Exercise set →
[1] Retype the stretch of the NiFi script discussion from "processors using a" through "all of them?" word for word.
[2] In the records, switch "column-header" to "table-header" in the stretch from the start of the records through the line that contains "category-tag: 청년 <box>580 220 654 262</box>", and give back only those lines with nothing else changed.

Hi Andy,
That's very helpful, thanks! Inline my comments, waiting for Matt to
come
home :)
On 3 Oct 2017, at 22:44, Andy LoPresto wrote:
Giovanni,
A lot of great questions here. I’ll try to go through them but I
hope Matt
weighs in as well (he is on vacation for the next few days though).
* The only time I am aware the Jars are reloaded is at processor
restart (I
believe this is the same for the script content if defined by a
referenced
file as well). The scriptingComponentHelper setup*() methods execute
inside
ExecuteScript#setup(), which has @OnScheduled annotation [1].
Is there anyone that has written sort of script (I don't know if it
is
possible) to query the NiFi API for all the (Groovy ExecuteScript)
processors using a particular module directory (we plan to use a
single one
for everything), so that I could add a new step, after the shadowJar
deployment, that restarts all of them?
I imagine this would be a fairly common use case. We're I'm currently
working we have the following workflow:
Have a single jar with all the code that the groovy scripts will
need;
The groovy scripts will use that code with minimal boilerplate around
it, so
all the (non-NiFi) related code is in the jar. This makes it very
easy to
test the logic in the jar. We added some extra code to ensure the
functions
that the groovy scripts will call are "NiFi compatible" (right now
it's just
.getBytes(StandardCharsets.UTF_8)) We don't use Matt framework
because we
need incoming flowFile to have attributes, and I couldn't figure out
how to
do it :)

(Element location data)
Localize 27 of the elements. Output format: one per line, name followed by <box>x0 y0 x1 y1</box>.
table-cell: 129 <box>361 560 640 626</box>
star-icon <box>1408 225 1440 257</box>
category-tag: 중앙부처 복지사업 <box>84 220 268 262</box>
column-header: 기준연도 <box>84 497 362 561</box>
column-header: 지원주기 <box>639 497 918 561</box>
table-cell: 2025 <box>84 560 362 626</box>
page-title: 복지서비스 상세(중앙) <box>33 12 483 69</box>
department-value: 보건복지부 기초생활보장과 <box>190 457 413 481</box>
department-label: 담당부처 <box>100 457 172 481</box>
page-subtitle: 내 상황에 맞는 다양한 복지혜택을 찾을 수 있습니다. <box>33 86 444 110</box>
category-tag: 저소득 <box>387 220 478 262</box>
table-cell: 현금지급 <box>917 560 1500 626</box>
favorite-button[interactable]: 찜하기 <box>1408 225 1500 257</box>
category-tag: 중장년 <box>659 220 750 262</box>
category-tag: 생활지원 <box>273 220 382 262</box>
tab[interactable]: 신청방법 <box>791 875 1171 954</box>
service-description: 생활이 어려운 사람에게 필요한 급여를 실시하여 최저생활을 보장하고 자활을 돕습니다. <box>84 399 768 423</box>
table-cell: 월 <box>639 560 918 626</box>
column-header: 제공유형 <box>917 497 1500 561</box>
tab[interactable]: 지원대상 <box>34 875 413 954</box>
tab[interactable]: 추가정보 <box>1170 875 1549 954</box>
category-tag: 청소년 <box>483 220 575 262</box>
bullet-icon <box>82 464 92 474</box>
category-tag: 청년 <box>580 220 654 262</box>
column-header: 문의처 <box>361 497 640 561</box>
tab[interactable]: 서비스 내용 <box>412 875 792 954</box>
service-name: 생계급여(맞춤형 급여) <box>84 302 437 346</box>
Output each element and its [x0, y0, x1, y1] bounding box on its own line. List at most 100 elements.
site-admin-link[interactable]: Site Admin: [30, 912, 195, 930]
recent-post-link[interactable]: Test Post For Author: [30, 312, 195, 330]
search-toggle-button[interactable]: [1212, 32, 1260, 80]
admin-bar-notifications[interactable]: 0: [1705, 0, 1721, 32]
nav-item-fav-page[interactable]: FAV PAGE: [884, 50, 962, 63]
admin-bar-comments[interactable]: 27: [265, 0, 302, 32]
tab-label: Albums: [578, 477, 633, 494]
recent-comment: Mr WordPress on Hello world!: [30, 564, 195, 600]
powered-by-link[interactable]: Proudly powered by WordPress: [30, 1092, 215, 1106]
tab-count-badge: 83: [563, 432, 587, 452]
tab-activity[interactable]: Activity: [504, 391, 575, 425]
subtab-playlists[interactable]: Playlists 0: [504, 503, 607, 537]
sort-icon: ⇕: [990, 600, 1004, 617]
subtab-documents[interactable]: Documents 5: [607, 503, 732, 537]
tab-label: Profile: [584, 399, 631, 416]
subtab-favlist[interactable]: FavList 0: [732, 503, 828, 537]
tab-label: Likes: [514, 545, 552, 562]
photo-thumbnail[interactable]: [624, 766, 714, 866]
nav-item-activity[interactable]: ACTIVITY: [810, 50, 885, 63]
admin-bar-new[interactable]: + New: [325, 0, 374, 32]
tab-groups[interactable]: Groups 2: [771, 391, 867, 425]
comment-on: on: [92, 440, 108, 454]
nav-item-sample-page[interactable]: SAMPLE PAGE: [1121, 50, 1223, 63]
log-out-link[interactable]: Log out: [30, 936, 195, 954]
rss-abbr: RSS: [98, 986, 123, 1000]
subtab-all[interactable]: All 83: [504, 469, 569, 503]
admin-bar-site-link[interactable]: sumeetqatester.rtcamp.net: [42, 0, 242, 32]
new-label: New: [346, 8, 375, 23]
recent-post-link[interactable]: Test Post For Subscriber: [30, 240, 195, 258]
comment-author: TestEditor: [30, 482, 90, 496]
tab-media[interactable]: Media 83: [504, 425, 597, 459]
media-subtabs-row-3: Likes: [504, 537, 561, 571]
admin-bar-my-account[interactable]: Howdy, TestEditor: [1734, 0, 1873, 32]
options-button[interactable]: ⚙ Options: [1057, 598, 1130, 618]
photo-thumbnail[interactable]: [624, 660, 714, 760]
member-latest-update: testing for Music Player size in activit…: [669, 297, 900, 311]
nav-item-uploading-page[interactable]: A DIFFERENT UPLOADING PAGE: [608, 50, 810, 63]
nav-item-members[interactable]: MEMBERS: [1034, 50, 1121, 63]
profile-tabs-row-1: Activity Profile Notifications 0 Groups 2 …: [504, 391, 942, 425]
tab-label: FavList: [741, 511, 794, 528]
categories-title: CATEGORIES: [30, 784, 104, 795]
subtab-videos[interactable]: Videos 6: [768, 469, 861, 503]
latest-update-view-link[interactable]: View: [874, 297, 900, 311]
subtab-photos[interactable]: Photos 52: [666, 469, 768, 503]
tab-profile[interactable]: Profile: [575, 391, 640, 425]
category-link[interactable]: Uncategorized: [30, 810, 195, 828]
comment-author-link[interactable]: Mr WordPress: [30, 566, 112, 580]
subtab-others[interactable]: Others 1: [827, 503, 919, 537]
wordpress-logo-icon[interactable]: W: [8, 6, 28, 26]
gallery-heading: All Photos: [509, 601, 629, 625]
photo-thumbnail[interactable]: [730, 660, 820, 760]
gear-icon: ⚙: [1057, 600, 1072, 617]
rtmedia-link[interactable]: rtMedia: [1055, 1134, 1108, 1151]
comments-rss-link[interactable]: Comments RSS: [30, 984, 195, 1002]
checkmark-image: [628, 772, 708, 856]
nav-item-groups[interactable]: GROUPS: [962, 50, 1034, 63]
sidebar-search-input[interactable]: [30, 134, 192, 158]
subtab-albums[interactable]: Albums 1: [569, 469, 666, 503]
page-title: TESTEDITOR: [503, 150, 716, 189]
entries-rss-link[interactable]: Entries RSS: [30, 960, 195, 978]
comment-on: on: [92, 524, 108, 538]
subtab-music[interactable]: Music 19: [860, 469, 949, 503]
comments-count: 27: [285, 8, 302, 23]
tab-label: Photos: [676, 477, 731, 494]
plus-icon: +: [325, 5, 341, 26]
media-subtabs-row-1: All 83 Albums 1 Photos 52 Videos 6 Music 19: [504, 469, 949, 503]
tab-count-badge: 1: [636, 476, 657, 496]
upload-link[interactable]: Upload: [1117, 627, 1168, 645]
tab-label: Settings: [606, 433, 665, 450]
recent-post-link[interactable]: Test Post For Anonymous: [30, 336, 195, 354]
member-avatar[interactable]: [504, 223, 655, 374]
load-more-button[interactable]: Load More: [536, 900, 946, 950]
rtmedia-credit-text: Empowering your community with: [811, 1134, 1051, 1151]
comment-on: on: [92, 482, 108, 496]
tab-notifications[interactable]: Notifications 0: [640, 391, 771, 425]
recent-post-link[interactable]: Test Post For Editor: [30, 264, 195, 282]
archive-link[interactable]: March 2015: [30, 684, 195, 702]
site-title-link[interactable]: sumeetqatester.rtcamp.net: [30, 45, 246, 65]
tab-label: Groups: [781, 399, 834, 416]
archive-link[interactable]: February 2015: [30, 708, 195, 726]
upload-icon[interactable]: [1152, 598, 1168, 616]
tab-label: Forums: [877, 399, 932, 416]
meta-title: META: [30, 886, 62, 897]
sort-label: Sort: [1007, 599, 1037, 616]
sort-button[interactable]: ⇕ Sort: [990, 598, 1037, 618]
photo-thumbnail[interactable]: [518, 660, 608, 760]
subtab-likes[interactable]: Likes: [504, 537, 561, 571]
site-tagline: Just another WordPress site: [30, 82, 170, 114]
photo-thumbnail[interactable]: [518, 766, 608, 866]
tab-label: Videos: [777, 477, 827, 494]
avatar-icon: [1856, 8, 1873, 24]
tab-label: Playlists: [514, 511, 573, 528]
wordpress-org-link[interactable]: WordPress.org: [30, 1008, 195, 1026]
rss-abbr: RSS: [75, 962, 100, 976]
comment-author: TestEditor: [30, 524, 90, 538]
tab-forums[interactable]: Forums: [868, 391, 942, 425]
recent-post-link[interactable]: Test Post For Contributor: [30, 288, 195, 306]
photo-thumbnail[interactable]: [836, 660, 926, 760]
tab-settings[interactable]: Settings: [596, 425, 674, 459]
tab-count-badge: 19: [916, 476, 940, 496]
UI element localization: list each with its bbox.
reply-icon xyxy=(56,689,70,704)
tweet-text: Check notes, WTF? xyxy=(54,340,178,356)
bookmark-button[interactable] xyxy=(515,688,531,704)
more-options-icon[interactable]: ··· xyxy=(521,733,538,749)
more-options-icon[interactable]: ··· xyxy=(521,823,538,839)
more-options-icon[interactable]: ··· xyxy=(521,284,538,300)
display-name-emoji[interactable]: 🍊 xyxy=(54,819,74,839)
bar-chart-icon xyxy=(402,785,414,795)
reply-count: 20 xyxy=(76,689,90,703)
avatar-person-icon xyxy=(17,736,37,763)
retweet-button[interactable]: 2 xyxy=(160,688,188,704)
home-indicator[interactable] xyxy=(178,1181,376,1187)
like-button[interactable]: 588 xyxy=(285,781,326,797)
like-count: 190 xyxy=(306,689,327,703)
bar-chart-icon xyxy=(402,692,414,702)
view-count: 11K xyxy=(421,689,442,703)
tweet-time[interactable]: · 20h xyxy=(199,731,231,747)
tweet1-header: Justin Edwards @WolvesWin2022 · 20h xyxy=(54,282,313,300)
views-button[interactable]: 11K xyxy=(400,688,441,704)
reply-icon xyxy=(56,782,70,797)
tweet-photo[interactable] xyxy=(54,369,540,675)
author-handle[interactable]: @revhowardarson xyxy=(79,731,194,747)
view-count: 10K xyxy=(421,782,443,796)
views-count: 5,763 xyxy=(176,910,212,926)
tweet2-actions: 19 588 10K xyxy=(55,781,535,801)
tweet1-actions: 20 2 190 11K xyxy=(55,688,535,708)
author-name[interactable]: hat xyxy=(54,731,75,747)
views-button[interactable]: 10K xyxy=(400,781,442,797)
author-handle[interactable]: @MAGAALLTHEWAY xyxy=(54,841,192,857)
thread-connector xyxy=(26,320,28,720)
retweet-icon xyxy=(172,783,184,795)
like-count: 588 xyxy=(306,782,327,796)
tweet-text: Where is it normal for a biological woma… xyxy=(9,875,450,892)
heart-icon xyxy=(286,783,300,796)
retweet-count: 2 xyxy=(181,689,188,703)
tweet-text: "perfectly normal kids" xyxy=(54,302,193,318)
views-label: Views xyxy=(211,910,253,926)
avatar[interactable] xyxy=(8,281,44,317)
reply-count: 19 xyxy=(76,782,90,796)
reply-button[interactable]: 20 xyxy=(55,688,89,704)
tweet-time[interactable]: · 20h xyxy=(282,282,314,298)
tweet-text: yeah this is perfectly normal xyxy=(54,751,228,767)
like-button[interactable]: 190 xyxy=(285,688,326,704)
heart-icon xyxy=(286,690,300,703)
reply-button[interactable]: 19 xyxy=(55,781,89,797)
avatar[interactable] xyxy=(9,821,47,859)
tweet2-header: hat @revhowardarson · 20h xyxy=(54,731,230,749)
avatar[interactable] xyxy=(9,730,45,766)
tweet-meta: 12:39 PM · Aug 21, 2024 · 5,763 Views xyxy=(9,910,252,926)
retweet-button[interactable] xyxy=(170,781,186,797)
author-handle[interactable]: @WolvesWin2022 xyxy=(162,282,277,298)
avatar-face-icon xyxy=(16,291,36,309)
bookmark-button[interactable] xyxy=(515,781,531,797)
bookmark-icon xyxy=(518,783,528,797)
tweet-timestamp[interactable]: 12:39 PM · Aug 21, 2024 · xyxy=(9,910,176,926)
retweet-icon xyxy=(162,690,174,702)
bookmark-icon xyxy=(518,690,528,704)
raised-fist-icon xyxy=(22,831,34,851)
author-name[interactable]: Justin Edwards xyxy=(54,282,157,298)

Solutions to the exercise →
[1]
processors using a particular module directory (we plan to use a
single one
for everything), so that I could add a new step, after the shadowJar
deployment, that restarts all of them?

[2]
Localize 27 of the elements. Output format: one per line, name followed by <box>x0 y0 x1 y1</box>.
table-cell: 129 <box>361 560 640 626</box>
star-icon <box>1408 225 1440 257</box>
category-tag: 중앙부처 복지사업 <box>84 220 268 262</box>
table-header: 기준연도 <box>84 497 362 561</box>
table-header: 지원주기 <box>639 497 918 561</box>
table-cell: 2025 <box>84 560 362 626</box>
page-title: 복지서비스 상세(중앙) <box>33 12 483 69</box>
department-value: 보건복지부 기초생활보장과 <box>190 457 413 481</box>
department-label: 담당부처 <box>100 457 172 481</box>
page-subtitle: 내 상황에 맞는 다양한 복지혜택을 찾을 수 있습니다. <box>33 86 444 110</box>
category-tag: 저소득 <box>387 220 478 262</box>
table-cell: 현금지급 <box>917 560 1500 626</box>
favorite-button[interactable]: 찜하기 <box>1408 225 1500 257</box>
category-tag: 중장년 <box>659 220 750 262</box>
category-tag: 생활지원 <box>273 220 382 262</box>
tab[interactable]: 신청방법 <box>791 875 1171 954</box>
service-description: 생활이 어려운 사람에게 필요한 급여를 실시하여 최저생활을 보장하고 자활을 돕습니다. <box>84 399 768 423</box>
table-cell: 월 <box>639 560 918 626</box>
table-header: 제공유형 <box>917 497 1500 561</box>
tab[interactable]: 지원대상 <box>34 875 413 954</box>
tab[interactable]: 추가정보 <box>1170 875 1549 954</box>
category-tag: 청소년 <box>483 220 575 262</box>
bullet-icon <box>82 464 92 474</box>
category-tag: 청년 <box>580 220 654 262</box>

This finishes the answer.